*Problem to solve*:
Repeat each entry in full, exactly.

*Data rows*:
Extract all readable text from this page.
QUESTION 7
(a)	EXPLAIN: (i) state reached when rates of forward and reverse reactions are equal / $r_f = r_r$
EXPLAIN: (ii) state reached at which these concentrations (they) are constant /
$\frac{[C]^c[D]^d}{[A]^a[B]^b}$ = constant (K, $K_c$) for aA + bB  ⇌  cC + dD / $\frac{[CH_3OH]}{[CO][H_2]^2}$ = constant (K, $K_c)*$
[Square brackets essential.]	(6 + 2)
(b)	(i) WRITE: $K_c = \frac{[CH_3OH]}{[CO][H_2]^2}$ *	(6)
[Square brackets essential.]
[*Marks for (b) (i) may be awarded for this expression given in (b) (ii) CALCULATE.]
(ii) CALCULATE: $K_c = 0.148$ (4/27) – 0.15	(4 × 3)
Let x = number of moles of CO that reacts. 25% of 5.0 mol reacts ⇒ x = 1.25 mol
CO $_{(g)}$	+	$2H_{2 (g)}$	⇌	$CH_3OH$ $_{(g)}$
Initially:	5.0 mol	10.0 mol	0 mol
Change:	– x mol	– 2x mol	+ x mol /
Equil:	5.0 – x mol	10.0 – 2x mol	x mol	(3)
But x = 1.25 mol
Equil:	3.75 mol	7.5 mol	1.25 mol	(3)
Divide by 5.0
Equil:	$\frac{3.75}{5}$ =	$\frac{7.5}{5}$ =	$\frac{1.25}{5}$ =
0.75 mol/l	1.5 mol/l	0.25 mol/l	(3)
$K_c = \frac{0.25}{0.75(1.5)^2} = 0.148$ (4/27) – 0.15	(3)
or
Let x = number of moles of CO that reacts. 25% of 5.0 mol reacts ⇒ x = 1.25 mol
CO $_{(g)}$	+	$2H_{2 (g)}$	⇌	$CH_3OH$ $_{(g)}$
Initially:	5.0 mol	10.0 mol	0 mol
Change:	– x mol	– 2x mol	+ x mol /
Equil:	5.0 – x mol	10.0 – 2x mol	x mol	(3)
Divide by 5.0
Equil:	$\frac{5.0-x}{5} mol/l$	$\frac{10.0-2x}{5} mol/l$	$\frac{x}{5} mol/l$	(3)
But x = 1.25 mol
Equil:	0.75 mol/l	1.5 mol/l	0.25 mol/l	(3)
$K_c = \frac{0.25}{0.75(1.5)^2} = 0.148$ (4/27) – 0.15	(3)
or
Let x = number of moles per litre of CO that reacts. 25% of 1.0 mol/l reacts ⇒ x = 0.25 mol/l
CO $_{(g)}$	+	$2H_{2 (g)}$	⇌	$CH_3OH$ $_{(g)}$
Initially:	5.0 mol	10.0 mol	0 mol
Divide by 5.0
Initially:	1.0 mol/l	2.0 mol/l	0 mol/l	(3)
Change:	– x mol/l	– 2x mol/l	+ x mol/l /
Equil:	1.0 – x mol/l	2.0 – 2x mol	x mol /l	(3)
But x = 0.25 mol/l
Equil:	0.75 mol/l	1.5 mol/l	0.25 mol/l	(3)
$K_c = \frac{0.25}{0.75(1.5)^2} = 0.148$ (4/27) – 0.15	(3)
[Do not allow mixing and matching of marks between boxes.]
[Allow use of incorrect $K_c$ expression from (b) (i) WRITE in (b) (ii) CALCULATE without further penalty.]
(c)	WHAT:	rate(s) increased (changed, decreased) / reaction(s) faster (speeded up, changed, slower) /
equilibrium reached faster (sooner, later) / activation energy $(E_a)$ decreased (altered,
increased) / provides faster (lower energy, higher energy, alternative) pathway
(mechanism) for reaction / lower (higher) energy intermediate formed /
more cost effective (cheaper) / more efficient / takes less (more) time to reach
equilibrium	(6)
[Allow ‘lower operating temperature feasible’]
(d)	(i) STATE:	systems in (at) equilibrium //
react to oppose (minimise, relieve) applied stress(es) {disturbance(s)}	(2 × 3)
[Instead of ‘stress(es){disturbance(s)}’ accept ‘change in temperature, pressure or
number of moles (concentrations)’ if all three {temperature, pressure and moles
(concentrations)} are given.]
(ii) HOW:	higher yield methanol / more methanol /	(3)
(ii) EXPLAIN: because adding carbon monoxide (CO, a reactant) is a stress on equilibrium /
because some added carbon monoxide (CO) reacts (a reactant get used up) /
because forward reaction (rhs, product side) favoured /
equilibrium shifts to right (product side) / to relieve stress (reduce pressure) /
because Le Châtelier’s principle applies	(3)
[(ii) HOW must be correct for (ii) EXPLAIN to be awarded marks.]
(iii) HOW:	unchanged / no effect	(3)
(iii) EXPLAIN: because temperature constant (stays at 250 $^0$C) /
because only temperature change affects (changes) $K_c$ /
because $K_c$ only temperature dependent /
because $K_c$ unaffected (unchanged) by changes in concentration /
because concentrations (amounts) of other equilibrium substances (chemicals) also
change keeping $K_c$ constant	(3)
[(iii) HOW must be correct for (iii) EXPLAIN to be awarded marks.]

*Exercise answer*:
Extract all readable text from this page.
QUESTION 7
(a)	EXPLAIN: (i) state reached when rates of forward and reverse reactions are equal / $r_f = r_r$
EXPLAIN: (ii) state reached at which these concentrations (they) are constant /
$\frac{[C]^c[D]^d}{[A]^a[B]^b}$ = constant (K, $K_c$) for aA + bB  ⇌  cC + dD / $\frac{[CH_3OH]}{[CO][H_2]^2}$ = constant (K, $K_c)*$
[Square brackets essential.]	(6 + 2)
(b)	(i) WRITE: $K_c = \frac{[CH_3OH]}{[CO][H_2]^2}$ *	(6)
[Square brackets essential.]
[*Marks for (b) (i) may be awarded for this expression given in (b) (ii) CALCULATE.]
(ii) CALCULATE: $K_c = 0.148$ (4/27) – 0.15	(4 × 3)
Let x = number of moles of CO that reacts. 25% of 5.0 mol reacts ⇒ x = 1.25 mol
CO $_{(g)}$	+	$2H_{2 (g)}$	⇌	$CH_3OH$ $_{(g)}$
Initially:	5.0 mol	10.0 mol	0 mol
Change:	– x mol	– 2x mol	+ x mol /
Equil:	5.0 – x mol	10.0 – 2x mol	x mol	(3)
But x = 1.25 mol
Equil:	3.75 mol	7.5 mol	1.25 mol	(3)
Divide by 5.0
Equil:	$\frac{3.75}{5}$ =	$\frac{7.5}{5}$ =	$\frac{1.25}{5}$ =
0.75 mol/l	1.5 mol/l	0.25 mol/l	(3)
$K_c = \frac{0.25}{0.75(1.5)^2} = 0.148$ (4/27) – 0.15	(3)
or
Let x = number of moles of CO that reacts. 25% of 5.0 mol reacts ⇒ x = 1.25 mol
CO $_{(g)}$	+	$2H_{2 (g)}$	⇌	$CH_3OH$ $_{(g)}$
Initially:	5.0 mol	10.0 mol	0 mol
Change:	– x mol	– 2x mol	+ x mol /
Equil:	5.0 – x mol	10.0 – 2x mol	x mol	(3)
Divide by 5.0
Equil:	$\frac{5.0-x}{5} mol/l$	$\frac{10.0-2x}{5} mol/l$	$\frac{x}{5} mol/l$	(3)
But x = 1.25 mol
Equil:	0.75 mol/l	1.5 mol/l	0.25 mol/l	(3)
$K_c = \frac{0.25}{0.75(1.5)^2} = 0.148$ (4/27) – 0.15	(3)
or
Let x = number of moles per litre of CO that reacts. 25% of 1.0 mol/l reacts ⇒ x = 0.25 mol/l
CO $_{(g)}$	+	$2H_{2 (g)}$	⇌	$CH_3OH$ $_{(g)}$
Initially:	5.0 mol	10.0 mol	0 mol
Divide by 5.0
Initially:	1.0 mol/l	2.0 mol/l	0 mol/l	(3)
Change:	– x mol/l	– 2x mol/l	+ x mol/l /
Equil:	1.0 – x mol/l	2.0 – 2x mol	x mol /l	(3)
But x = 0.25 mol/l
Equil:	0.75 mol/l	1.5 mol/l	0.25 mol/l	(3)
$K_c = \frac{0.25}{0.75(1.5)^2} = 0.148$ (4/27) – 0.15	(3)
[Do not allow mixing and matching of marks between boxes.]
[Allow use of incorrect $K_c$ expression from (b) (i) WRITE in (b) (ii) CALCULATE without further penalty.]
(c)	WHAT:	rate(s) increased (changed, decreased) / reaction(s) faster (speeded up, changed, slower) /
equilibrium reached faster (sooner, later) / activation energy $(E_a)$ decreased (altered,
increased) / provides faster (lower energy, higher energy, alternative) pathway
(mechanism) for reaction / lower (higher) energy intermediate formed /
more cost effective (cheaper) / more efficient / takes less (more) time to reach
equilibrium	(6)
[Allow ‘lower operating temperature feasible’]
(d)	(i) STATE:	systems in (at) equilibrium //
react to oppose (minimise, relieve) applied stress(es) {disturbance(s)}	(2 × 3)
[Instead of ‘stress(es){disturbance(s)}’ accept ‘change in temperature, pressure or
number of moles (concentrations)’ if all three {temperature, pressure and moles
(concentrations)} are given.]
(ii) HOW:	higher yield methanol / more methanol /	(3)
(ii) EXPLAIN: because adding carbon monoxide (CO, a reactant) is a stress on equilibrium /
because some added carbon monoxide (CO) reacts (a reactant get used up) /
because forward reaction (rhs, product side) favoured /
equilibrium shifts to right (product side) / to relieve stress (reduce pressure) /
because Le Châtelier’s principle applies	(3)
[(ii) HOW must be correct for (ii) EXPLAIN to be awarded marks.]
(iii) HOW:	unchanged / no effect	(3)
(iii) EXPLAIN: because temperature constant (stays at 250 $^0$C) /
because only temperature change affects (changes) $K_c$ /
because $K_c$ only temperature dependent /
because $K_c$ unaffected (unchanged) by changes in concentration /
because concentrations (amounts) of other equilibrium substances (chemicals) also
change keeping $K_c$ constant	(3)
[(iii) HOW must be correct for (iii) EXPLAIN to be awarded marks.]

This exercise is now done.